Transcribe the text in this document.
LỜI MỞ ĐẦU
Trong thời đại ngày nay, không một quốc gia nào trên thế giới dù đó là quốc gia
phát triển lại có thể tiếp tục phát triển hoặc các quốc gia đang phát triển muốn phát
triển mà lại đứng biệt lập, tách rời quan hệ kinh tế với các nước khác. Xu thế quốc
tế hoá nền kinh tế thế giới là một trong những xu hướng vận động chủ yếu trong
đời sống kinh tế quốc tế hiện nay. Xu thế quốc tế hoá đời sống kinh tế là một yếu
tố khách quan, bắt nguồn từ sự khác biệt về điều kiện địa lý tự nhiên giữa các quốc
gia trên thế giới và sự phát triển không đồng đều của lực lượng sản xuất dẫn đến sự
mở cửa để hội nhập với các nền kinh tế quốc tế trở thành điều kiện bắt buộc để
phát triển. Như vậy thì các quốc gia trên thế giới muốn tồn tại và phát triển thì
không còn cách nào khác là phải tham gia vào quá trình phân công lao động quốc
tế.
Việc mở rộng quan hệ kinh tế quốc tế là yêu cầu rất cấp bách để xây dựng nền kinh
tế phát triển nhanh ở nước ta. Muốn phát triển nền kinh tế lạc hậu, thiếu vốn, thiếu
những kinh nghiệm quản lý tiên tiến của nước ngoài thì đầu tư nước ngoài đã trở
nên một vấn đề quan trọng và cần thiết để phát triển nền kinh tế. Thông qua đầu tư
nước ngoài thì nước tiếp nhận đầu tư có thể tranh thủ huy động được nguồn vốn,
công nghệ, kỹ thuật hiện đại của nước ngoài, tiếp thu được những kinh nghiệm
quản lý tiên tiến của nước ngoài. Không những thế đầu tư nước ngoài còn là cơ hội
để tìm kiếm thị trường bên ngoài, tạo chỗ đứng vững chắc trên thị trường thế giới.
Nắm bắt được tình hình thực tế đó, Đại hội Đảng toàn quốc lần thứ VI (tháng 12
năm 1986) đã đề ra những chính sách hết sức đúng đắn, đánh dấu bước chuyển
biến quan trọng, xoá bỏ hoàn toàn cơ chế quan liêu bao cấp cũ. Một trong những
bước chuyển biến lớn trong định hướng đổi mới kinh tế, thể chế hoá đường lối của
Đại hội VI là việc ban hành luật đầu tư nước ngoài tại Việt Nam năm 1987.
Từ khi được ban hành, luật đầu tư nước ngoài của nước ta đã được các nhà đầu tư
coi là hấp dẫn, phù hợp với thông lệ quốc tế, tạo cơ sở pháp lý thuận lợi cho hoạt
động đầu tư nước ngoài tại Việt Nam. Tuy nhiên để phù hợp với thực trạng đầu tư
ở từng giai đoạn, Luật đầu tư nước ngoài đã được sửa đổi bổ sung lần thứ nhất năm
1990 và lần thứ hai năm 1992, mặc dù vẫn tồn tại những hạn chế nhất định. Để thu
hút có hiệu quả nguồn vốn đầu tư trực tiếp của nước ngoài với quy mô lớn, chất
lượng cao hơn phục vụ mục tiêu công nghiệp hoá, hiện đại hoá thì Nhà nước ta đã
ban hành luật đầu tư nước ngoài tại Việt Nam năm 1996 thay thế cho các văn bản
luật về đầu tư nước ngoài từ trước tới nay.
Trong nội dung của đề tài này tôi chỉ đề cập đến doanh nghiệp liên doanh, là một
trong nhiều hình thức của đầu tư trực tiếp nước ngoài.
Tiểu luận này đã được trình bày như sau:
——————————
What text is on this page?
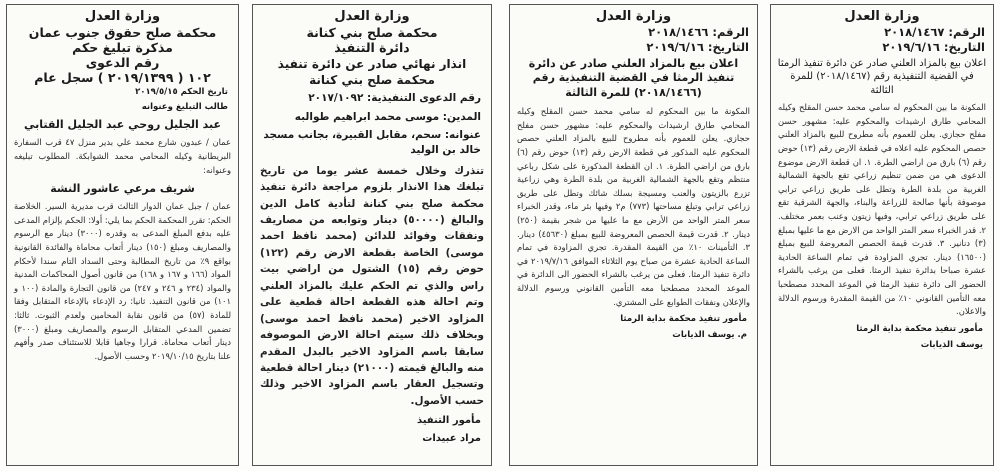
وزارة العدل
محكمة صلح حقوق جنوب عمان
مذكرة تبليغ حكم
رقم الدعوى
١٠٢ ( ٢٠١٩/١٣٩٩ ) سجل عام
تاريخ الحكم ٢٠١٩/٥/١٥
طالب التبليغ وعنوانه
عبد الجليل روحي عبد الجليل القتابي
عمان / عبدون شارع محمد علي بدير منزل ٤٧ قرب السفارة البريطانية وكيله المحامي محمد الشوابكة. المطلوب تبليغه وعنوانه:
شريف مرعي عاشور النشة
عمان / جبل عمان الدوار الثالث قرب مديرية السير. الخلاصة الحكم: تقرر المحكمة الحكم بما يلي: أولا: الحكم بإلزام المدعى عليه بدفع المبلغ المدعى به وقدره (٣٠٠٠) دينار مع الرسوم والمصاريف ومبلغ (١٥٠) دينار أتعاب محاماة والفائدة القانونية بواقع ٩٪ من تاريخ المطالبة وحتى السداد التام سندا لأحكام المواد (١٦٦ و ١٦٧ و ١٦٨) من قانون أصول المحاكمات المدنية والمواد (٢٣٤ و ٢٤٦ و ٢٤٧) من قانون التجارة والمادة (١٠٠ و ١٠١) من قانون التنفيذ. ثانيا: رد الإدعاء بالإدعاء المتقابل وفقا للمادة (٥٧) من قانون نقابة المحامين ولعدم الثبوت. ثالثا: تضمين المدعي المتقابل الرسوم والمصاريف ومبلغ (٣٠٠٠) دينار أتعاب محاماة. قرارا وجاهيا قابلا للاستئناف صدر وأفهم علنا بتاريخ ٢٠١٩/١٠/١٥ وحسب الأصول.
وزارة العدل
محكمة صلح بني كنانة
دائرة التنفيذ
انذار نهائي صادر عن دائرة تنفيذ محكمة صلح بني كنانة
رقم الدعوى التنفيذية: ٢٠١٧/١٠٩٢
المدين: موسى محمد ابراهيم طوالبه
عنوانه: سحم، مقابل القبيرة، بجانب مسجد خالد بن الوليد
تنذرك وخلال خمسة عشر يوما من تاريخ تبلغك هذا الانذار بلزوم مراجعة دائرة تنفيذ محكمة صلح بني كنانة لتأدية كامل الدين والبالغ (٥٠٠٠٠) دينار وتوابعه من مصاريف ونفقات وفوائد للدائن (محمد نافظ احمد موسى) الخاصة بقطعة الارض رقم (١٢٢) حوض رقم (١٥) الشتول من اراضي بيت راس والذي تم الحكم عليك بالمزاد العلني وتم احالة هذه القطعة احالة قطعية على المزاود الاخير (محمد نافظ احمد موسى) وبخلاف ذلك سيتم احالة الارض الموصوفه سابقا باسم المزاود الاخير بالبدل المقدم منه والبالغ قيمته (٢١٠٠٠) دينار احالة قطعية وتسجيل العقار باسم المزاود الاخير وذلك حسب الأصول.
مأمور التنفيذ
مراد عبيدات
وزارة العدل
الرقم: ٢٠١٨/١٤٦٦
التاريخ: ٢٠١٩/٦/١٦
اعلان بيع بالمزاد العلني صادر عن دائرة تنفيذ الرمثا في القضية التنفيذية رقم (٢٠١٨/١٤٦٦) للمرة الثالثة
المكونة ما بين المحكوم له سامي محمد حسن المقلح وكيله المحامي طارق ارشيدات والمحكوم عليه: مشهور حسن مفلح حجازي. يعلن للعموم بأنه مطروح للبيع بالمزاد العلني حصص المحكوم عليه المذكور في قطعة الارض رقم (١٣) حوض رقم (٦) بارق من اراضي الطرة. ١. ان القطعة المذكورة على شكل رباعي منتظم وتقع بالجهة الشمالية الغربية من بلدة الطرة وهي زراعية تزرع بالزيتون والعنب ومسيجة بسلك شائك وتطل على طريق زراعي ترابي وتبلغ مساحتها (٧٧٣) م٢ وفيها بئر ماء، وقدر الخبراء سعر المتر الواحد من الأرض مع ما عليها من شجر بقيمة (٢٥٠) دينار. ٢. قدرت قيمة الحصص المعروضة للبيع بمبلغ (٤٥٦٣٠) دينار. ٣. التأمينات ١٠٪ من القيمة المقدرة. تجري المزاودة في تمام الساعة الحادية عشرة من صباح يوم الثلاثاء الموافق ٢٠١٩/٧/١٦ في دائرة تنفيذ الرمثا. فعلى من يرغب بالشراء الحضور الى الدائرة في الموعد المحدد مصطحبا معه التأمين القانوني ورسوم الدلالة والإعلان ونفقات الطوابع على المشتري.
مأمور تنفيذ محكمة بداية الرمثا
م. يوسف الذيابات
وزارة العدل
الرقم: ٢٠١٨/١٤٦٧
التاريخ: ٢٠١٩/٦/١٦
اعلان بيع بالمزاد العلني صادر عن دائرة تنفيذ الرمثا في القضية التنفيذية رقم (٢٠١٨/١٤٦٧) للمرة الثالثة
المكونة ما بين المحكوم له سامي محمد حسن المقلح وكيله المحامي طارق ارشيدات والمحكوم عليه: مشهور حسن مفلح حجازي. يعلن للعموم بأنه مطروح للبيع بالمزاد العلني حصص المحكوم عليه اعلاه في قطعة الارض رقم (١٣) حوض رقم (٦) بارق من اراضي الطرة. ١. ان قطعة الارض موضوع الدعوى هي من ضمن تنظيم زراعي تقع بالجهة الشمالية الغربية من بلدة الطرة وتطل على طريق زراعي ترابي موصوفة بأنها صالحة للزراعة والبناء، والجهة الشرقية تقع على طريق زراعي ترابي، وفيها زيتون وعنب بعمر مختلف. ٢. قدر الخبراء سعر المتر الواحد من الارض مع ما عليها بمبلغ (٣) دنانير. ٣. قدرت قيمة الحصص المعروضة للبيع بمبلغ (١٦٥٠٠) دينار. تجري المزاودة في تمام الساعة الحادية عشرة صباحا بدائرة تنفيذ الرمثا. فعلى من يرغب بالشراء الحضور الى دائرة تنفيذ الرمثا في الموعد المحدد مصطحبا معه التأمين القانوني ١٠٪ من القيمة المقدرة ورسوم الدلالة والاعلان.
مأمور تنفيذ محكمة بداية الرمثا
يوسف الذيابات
——————————
• [Problem to work on]: Gather each line holding the string "giới".

• [Response to this task]:
Trong thời đại ngày nay, không một quốc gia nào trên thế giới dù đó là quốc gia
tế hoá nền kinh tế thế giới là một trong những xu hướng vận động chủ yếu trong
gia trên thế giới và sự phát triển không đồng đều của lực lượng sản xuất dẫn đến sự
phát triển. Như vậy thì các quốc gia trên thế giới muốn tồn tại và phát triển thì
để tìm kiếm thị trường bên ngoài, tạo chỗ đứng vững chắc trên thị trường thế giới.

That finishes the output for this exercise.